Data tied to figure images
---

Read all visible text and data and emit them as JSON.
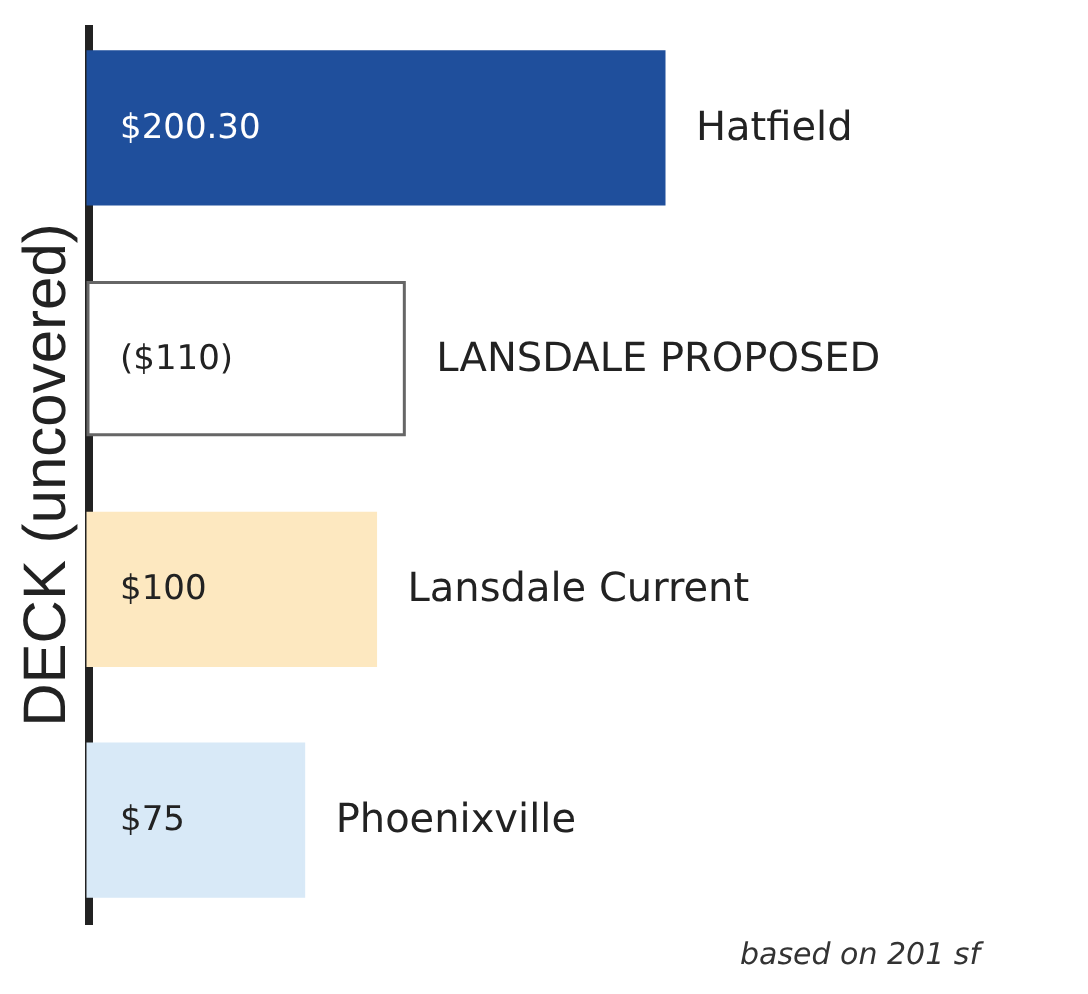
{
  "chart_data": {
    "type": "bar",
    "orientation": "horizontal",
    "ylabel": "DECK (uncovered)",
    "categories": [
      "Hatfield",
      "LANSDALE PROPOSED",
      "Lansdale Current",
      "Phoenixville"
    ],
    "values": [
      200.3,
      110,
      100,
      75
    ],
    "colors": [
      "#1f4f9c",
      "#ffffff",
      "#fde8c0",
      "#d8e9f7"
    ],
    "value_labels": [
      "$200.30",
      "($110)",
      "$100",
      "$75"
    ],
    "annotations": [
      "based on 201 sf"
    ],
    "grid": false
  }
}
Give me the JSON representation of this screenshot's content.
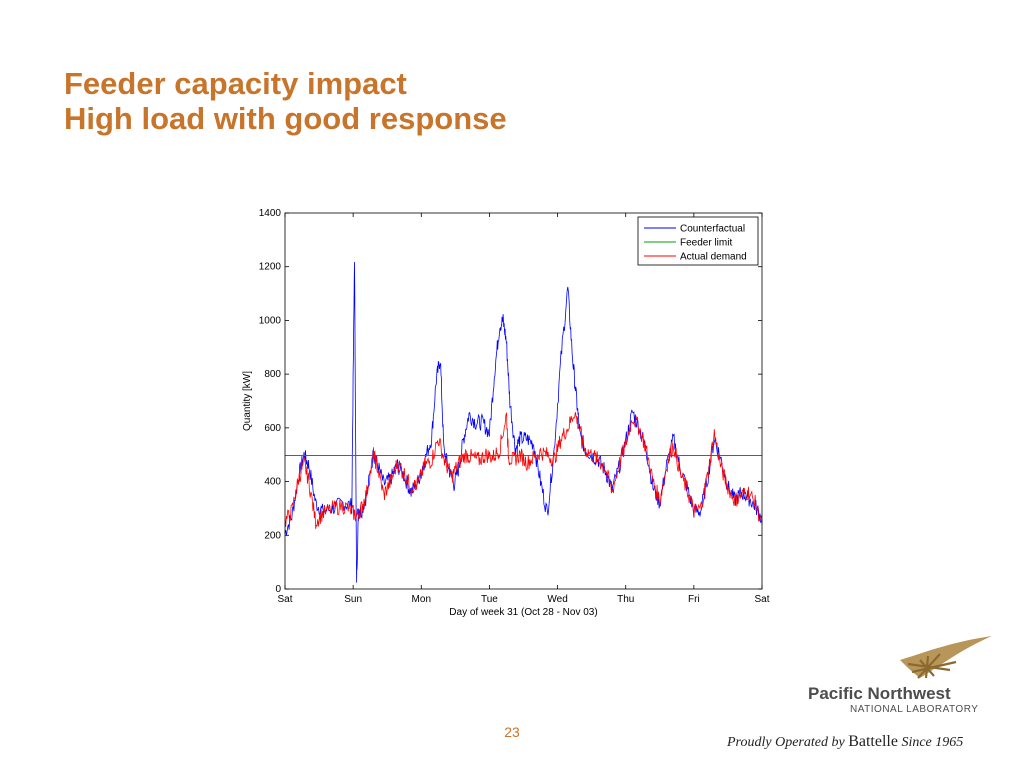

---

Requirement - Transcribe all of the material exactly, leaving out whatever pictures it contains.

Completed exercise -
Read all visible text and data and emit them as JSON.
{
  "chart_data": {
    "type": "bar",
    "orientation": "horizontal",
    "ylabel": "DECK (uncovered)",
    "categories": [
      "Hatfield",
      "LANSDALE PROPOSED",
      "Lansdale Current",
      "Phoenixville"
    ],
    "values": [
      200.3,
      110,
      100,
      75
    ],
    "colors": [
      "#1f4f9c",
      "#ffffff",
      "#fde8c0",
      "#d8e9f7"
    ],
    "value_labels": [
      "$200.30",
      "($110)",
      "$100",
      "$75"
    ],
    "annotations": [
      "based on 201 sf"
    ],
    "grid": false
  }
}
Give me the JSON representation of this screenshot's content.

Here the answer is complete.